Problem statement: Copy every line of the data that contains the string "title".

--------------------------------

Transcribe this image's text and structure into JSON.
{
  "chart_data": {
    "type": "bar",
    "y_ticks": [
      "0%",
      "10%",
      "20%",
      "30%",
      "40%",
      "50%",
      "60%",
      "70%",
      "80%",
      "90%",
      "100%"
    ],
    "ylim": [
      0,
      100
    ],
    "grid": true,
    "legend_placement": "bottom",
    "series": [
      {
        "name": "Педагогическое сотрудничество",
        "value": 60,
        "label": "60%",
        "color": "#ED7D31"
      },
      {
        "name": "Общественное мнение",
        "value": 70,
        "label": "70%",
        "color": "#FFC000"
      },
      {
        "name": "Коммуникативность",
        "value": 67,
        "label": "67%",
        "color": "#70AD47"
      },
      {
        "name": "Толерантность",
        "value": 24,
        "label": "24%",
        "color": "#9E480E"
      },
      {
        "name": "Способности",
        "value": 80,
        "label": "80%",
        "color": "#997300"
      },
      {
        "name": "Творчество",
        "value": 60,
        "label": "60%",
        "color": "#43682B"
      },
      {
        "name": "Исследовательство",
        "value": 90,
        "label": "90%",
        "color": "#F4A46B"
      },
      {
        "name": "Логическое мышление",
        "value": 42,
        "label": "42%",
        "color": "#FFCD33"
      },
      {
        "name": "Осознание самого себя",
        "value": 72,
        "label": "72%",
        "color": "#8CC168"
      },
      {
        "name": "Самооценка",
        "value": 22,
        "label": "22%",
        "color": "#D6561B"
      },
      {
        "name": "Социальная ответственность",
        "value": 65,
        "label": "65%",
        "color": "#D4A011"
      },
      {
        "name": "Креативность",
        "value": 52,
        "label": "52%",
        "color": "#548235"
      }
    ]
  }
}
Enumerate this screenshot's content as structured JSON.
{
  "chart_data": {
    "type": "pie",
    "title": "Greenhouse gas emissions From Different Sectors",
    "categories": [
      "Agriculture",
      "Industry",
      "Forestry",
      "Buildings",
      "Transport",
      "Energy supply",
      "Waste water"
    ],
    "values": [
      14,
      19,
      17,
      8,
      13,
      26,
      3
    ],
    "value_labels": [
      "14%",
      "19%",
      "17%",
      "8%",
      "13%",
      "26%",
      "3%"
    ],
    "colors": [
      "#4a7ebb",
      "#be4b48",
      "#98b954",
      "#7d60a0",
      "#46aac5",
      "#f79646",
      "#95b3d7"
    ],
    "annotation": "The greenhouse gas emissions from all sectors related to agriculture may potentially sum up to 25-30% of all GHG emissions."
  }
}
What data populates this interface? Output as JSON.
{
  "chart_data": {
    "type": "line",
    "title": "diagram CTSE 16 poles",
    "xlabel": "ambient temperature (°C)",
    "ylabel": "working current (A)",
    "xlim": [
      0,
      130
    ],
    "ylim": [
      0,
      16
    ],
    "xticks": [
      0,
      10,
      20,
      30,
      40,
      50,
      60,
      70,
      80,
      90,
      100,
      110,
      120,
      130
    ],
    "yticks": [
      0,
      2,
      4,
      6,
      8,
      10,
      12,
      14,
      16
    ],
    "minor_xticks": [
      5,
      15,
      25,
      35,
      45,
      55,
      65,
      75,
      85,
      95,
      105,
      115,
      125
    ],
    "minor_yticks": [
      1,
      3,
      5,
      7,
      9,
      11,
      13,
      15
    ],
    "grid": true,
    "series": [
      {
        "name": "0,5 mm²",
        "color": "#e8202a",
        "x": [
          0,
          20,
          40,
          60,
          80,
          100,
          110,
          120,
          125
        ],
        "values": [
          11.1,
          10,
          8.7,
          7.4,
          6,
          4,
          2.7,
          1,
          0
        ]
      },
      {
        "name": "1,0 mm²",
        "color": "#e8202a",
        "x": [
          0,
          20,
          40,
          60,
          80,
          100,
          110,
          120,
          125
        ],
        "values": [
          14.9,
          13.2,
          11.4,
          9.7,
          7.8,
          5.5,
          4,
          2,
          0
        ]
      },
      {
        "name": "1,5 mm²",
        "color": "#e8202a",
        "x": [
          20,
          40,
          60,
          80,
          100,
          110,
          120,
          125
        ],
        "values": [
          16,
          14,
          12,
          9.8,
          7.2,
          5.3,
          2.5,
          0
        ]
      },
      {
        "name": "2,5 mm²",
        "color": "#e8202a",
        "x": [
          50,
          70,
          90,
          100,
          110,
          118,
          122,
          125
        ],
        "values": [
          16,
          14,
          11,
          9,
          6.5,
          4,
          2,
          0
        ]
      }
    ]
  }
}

--------------------------------

Solution to this task:
    "title": "Greenhouse gas emissions From Different Sectors",
    "title": "diagram CTSE 16 poles",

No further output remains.